EXERCISE MATERIALS:
┌──

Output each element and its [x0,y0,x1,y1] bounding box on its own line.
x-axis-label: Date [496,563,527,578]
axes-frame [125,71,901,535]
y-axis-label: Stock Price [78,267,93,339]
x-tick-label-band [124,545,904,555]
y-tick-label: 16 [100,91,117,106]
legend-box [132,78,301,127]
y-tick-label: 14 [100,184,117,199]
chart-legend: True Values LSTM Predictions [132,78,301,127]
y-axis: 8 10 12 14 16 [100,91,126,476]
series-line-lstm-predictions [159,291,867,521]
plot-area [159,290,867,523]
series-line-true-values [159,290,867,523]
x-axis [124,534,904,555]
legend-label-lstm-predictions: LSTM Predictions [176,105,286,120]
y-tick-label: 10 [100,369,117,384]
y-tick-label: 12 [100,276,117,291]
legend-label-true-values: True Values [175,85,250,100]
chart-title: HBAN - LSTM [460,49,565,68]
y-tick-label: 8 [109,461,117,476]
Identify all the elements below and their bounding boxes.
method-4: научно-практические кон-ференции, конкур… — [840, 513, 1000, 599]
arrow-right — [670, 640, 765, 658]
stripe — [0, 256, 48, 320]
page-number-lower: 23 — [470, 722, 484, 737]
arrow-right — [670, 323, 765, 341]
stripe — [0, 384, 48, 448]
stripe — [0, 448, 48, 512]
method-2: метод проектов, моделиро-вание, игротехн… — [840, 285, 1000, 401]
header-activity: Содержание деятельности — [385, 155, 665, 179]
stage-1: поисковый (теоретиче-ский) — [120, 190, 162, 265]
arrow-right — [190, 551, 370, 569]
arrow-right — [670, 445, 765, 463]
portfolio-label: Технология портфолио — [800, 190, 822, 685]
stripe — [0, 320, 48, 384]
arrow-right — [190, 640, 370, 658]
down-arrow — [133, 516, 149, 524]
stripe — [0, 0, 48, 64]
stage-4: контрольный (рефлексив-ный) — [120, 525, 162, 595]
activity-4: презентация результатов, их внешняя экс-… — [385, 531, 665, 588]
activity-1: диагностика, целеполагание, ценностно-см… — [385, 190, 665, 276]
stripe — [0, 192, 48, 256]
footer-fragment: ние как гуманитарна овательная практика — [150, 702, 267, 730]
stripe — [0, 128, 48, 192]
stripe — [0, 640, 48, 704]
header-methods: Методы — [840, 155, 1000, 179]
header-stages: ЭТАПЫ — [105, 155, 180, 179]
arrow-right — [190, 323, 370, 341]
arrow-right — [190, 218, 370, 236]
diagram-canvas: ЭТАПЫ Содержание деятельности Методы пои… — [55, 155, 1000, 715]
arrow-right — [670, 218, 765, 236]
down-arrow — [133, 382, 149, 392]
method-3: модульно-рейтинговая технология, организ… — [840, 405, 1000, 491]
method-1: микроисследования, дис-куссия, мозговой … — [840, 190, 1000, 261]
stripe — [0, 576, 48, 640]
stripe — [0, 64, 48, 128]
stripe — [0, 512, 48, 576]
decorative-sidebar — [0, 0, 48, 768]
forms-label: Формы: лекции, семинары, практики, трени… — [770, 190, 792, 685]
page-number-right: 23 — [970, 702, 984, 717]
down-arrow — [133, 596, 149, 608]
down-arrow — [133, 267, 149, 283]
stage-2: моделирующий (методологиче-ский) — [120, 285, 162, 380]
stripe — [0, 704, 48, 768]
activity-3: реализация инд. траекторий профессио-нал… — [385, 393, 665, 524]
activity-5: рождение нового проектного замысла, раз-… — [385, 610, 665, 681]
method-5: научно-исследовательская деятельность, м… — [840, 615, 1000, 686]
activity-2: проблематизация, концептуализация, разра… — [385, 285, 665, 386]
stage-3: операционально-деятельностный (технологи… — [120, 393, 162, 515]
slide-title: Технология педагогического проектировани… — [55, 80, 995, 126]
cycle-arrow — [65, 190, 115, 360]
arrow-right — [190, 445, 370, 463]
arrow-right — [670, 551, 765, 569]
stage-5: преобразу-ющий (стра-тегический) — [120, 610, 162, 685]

└──

REQUIREMENTS:
Count the lines in the items above that contain the string "bounding", and reply with the number alone.

WRITTEN RESPONSE:
2